**GOAL 1:**
Copy the entries verbatim. Begin at the first line of the entries and stop after the line that contains "feature-text: Every listing".

——

[e2e] Port numbers, SRV records or...?

Wed Aug 9 11:34:13 PDT 2006

Keith Moore wrote:
>>> NFS doesn't work this way (so it's kind of a strained example), but
>>>  for a more reasonable file sharing protocol it would make sense to
>>>  have different sets of file systems available for mounting and
>>> access from different ports.  So for example, a default set of file
>>>  systems to be exported to clients might be on default port A, with
>>>  alternate sets of file systems exported on ports B and C.
>>
>> That's a really good example of what NOT to do with ports. Picking a
>>  subset of mount points isn't a service; it's a decision within a
>> service. NFS (correctly) already provides that.
> 
> It's been awhile since I read the specifications but I do not recall
> any facility within NFS that defines sets of exported file systems
> provided by a host - in all of the NFS systems of which I'm aware file
> systems have uniquely named mount points and there is no way for a
> server to export multiple sets of file systems with overlapping mount
> point names between the sets. 

Right. NFS provides mount points. You want sets of mount points. Call
the NFS protocol designers and add that. That's not a transport demux or
protocol choice issue; that's internal to NFS. If it's not there, then
add it there.

> And I disagree with your characterization.  The nice thing about
> grouping several mount points together under one port is that it's very
> easy to change the set of mount points by changing the port.

That's called a "hack". It works, but let's not design our protocols
around them.

...
> Perhaps it would be better if every protocol were explicitly designed to
> support multiple named service instances on a single port, but that
> would be difficult given that different service instances sometimes
> require different processes and different server codes.

——

**GOAL 2:**
Continue the mailing-list thread on port numbers and NFS mount points, starting after its final sentence.

**DATA PROVIDED:**
——

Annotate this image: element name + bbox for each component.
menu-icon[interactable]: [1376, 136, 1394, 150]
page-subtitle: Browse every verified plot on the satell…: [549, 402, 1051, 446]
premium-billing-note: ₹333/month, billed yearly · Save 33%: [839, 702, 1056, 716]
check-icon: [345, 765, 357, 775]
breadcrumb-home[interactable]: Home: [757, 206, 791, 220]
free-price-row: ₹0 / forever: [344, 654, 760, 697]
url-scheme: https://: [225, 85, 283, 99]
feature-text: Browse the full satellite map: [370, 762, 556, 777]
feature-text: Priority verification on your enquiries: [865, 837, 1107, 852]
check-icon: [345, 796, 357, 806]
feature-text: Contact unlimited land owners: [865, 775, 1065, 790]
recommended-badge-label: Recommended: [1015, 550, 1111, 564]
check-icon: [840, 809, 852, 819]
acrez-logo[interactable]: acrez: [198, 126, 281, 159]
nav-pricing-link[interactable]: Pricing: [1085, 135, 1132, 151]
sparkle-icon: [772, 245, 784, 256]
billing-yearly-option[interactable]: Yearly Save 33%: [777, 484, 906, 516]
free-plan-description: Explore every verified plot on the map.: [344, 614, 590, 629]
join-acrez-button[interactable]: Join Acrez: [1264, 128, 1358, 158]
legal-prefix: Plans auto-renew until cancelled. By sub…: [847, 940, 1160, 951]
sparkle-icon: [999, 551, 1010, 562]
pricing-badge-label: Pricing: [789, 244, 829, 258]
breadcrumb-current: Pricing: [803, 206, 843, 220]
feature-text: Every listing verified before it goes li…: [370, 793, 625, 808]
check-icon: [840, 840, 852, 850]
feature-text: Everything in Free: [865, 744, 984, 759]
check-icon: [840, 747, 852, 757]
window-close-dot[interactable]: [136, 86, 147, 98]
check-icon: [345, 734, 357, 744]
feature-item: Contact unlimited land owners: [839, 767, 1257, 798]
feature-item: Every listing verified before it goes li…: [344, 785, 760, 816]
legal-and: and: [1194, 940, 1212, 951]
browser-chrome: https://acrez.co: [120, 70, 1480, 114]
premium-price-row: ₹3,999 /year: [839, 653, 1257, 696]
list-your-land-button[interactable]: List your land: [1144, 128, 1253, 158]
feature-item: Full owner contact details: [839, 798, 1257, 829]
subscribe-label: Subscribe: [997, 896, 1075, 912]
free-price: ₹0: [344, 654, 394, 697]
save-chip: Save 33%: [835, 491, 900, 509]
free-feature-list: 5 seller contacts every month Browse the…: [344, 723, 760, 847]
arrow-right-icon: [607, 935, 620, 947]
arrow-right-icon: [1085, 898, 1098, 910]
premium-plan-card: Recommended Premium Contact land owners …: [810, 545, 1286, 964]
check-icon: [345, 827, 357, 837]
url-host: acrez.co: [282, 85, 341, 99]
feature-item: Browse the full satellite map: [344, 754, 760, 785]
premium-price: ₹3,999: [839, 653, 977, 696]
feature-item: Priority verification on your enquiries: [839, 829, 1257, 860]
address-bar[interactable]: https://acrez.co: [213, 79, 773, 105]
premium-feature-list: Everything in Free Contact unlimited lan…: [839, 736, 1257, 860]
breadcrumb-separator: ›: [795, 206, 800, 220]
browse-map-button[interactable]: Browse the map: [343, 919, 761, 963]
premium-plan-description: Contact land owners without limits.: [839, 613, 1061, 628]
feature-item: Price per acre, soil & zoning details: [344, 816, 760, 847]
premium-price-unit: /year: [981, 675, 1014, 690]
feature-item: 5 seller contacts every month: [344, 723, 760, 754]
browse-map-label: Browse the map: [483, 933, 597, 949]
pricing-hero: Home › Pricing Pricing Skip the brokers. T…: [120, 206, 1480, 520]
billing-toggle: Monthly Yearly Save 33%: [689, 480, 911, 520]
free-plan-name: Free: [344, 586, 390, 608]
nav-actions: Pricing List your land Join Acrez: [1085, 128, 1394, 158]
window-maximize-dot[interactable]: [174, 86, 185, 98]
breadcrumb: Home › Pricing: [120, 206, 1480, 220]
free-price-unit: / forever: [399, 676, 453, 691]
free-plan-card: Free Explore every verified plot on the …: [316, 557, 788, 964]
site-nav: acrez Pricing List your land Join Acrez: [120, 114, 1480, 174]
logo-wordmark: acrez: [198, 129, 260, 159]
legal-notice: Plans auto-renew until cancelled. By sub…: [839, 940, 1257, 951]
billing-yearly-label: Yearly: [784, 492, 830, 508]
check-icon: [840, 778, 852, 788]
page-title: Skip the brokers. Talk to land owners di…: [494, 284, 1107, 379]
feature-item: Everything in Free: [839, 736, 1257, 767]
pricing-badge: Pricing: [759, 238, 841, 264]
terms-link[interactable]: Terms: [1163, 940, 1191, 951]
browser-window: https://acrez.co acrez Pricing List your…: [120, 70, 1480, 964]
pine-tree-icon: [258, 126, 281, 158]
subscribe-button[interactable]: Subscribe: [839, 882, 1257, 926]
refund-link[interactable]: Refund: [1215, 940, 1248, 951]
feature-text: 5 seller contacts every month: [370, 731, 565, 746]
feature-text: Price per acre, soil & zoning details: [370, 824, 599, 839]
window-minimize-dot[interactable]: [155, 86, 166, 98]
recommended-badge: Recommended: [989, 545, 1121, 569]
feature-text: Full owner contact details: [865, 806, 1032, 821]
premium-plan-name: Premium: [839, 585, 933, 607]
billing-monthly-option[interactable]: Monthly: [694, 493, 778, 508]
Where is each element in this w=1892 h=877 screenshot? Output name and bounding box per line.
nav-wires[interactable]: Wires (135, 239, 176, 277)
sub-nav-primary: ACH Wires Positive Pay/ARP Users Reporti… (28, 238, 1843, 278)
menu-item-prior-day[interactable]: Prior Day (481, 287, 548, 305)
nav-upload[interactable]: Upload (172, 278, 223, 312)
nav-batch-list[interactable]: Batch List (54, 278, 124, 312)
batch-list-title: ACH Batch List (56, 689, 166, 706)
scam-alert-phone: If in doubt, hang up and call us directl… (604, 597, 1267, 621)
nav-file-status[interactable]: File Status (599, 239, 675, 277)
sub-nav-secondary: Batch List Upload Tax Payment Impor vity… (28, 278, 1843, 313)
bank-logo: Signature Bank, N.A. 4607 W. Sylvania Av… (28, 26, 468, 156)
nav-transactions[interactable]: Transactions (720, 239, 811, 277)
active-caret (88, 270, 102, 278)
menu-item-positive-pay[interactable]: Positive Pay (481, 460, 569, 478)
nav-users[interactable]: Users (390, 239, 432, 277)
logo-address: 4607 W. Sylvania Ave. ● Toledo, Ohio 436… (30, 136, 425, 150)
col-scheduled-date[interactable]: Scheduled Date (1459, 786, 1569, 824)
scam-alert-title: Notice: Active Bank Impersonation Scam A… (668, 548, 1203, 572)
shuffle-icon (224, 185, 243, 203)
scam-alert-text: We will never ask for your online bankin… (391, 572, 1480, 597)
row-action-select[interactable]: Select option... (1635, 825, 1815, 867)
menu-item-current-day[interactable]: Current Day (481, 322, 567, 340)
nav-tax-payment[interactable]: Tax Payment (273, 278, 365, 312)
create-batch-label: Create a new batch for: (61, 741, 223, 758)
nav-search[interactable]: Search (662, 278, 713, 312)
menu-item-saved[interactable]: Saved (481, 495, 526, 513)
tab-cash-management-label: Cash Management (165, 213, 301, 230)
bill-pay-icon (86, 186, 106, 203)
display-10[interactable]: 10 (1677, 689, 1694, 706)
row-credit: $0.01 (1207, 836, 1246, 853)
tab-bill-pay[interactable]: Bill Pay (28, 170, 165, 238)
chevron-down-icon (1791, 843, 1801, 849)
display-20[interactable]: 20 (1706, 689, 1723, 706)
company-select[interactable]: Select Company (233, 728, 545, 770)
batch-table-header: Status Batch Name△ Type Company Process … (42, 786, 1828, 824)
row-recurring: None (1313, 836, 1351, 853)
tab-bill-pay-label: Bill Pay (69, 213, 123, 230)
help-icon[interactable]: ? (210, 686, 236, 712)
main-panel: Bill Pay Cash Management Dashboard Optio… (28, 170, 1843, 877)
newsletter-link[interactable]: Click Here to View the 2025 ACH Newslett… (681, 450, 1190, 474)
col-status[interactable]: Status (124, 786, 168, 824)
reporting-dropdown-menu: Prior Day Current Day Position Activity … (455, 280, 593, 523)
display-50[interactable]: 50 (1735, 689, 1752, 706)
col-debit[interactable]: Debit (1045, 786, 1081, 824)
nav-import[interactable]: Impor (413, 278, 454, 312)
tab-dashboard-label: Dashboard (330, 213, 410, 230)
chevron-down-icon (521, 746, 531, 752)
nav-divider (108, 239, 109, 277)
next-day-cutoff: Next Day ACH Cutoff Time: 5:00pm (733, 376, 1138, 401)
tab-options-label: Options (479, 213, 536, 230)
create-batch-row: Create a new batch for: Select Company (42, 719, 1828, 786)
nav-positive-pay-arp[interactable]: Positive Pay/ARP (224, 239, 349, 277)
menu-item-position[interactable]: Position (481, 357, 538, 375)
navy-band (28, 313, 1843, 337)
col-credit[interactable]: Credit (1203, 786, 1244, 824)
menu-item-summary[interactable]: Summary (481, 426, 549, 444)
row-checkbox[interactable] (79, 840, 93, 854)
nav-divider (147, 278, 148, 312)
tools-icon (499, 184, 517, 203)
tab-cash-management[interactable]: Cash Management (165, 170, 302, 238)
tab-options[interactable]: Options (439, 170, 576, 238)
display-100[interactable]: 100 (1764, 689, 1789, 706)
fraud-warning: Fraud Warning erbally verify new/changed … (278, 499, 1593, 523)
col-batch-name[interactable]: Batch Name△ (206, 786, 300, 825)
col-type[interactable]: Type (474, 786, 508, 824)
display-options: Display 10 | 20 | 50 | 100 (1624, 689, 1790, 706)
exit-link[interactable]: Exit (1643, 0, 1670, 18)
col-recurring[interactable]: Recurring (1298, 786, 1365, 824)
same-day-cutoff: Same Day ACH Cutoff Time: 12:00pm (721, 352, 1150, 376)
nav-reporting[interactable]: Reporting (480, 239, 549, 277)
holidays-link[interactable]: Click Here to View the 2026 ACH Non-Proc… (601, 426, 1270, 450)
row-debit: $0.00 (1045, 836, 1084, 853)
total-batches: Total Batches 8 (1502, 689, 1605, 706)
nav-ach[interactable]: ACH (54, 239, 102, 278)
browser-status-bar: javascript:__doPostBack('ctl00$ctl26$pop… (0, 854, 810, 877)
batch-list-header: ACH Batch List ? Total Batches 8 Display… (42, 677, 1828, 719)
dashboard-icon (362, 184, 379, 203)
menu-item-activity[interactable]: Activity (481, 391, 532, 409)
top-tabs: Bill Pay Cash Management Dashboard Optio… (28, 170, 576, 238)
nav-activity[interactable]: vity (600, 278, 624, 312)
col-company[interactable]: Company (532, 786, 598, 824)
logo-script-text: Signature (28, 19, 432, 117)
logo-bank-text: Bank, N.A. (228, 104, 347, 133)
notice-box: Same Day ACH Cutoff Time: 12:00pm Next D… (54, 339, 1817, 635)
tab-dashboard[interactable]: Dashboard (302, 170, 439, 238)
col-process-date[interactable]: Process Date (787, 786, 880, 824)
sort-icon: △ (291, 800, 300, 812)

——

**RESULT 1:**
Annotate this image: element name + bbox for each component.
menu-icon[interactable]: [1376, 136, 1394, 150]
page-subtitle: Browse every verified plot on the satell…: [549, 402, 1051, 446]
premium-billing-note: ₹333/month, billed yearly · Save 33%: [839, 702, 1056, 716]
check-icon: [345, 765, 357, 775]
breadcrumb-home[interactable]: Home: [757, 206, 791, 220]
free-price-row: ₹0 / forever: [344, 654, 760, 697]
url-scheme: https://: [225, 85, 283, 99]
feature-text: Browse the full satellite map: [370, 762, 556, 777]
feature-text: Priority verification on your enquiries: [865, 837, 1107, 852]
check-icon: [345, 796, 357, 806]
feature-text: Contact unlimited land owners: [865, 775, 1065, 790]
recommended-badge-label: Recommended: [1015, 550, 1111, 564]
check-icon: [840, 809, 852, 819]
acrez-logo[interactable]: acrez: [198, 126, 281, 159]
nav-pricing-link[interactable]: Pricing: [1085, 135, 1132, 151]
sparkle-icon: [772, 245, 784, 256]
billing-yearly-option[interactable]: Yearly Save 33%: [777, 484, 906, 516]
free-plan-description: Explore every verified plot on the map.: [344, 614, 590, 629]
join-acrez-button[interactable]: Join Acrez: [1264, 128, 1358, 158]
legal-prefix: Plans auto-renew until cancelled. By sub…: [847, 940, 1160, 951]
sparkle-icon: [999, 551, 1010, 562]
pricing-badge-label: Pricing: [789, 244, 829, 258]
breadcrumb-current: Pricing: [803, 206, 843, 220]
feature-text: Every listing verified before it goes li…: [370, 793, 625, 808]

**RESULT 2:**
Difficult? IMO, it's appropriate and necessary.

> But the wider point is that ports don't really identify protocols -
> fundamentally they're just demultiplexing tokens. 

Not today. Today they're both; we can decouple the two in many ways
which I tried to explain in the ID.

> They can be used for
> multiple purposes, and this is a good thing.  The convention for mapping
> between ports and protocols/services is just that - a convention.

Conventions that are required on both ends of connection are called
protocols ;-)

...
> Agreed that it's a DNS name and agreed that the prefix "www" doesn't
> imply anything semantically (though it's useful for illustrative
> purposes in an example).
> 
> But there is still a subtle distinction between DNS name and service
> name (as I was using the term here), as there are DNS labels and RRsets
> that don't correspond to any AAAA or A record.

Sure, agreed.

>> It only means a web server when a) you connect to it on a well-known
>> port (HTTP the service) b) you issue an HTTP request on that port
> 
> It's not necessarily a web server even then, because HTTP doesn't really
> imply the web.

Right - to most people, HTML does. HTTP is one way to transport HTML,
but we could use FTP for many things (except forms, e.g.).

> Nor does port 80.  There are uses of HTTP (as in IP over
> HTTP) that don't resemble anything most people would recognize as the
> web. IMHO, something becomes part of the web when it is linked to from
> the web.  (What's the root of the web?  Mu. :)

The web doesn't need a root, any more than the Internet has one (root IP
address?). The web is any place that reaches the rest of the web - it's
an application layer form of the Internet in that sense.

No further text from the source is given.